Dataset items:
((

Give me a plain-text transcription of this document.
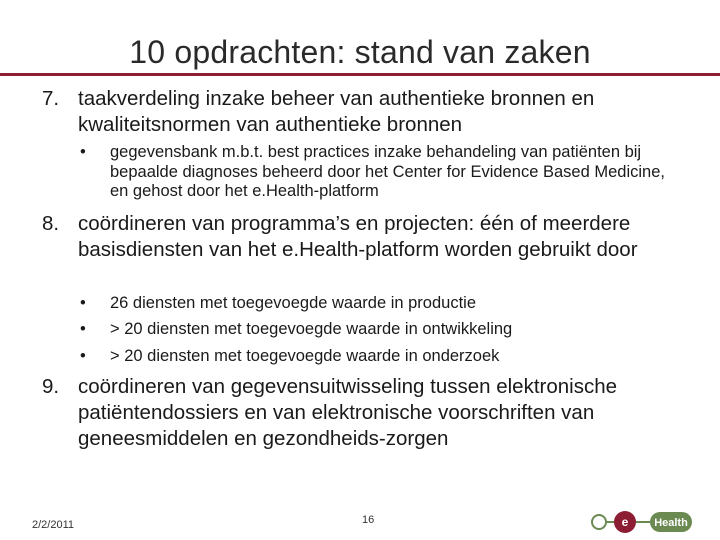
10 opdrachten: stand van zaken
7. taakverdeling inzake beheer van authentieke bronnen en kwaliteitsnormen van authentieke bronnen
• gegevensbank m.b.t. best practices inzake behandeling van patiënten bij bepaalde diagnoses beheerd door het Center for Evidence Based Medicine, en gehost door het e.Health-platform
8. coördineren van programma’s en projecten: één of meerdere basisdiensten van het e.Health-platform worden gebruikt door
• 26 diensten met toegevoegde waarde in productie
• > 20 diensten met toegevoegde waarde in ontwikkeling
• > 20 diensten met toegevoegde waarde in onderzoek
9. coördineren van gegevensuitwisseling tussen elektronische patiëntendossiers en van elektronische voorschriften van geneesmiddelen en gezondheids-zorgen
2/2/2011	16	e Health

))

> Your goal
Look over the records above and copy each line that includes the string "platform".

> Written answer
• gegevensbank m.b.t. best practices inzake behandeling van patiënten bij bepaalde diagnoses beheerd door het Center for Evidence Based Medicine, en gehost door het e.Health-platform
8. coördineren van programma’s en projecten: één of meerdere basisdiensten van het e.Health-platform worden gebruikt door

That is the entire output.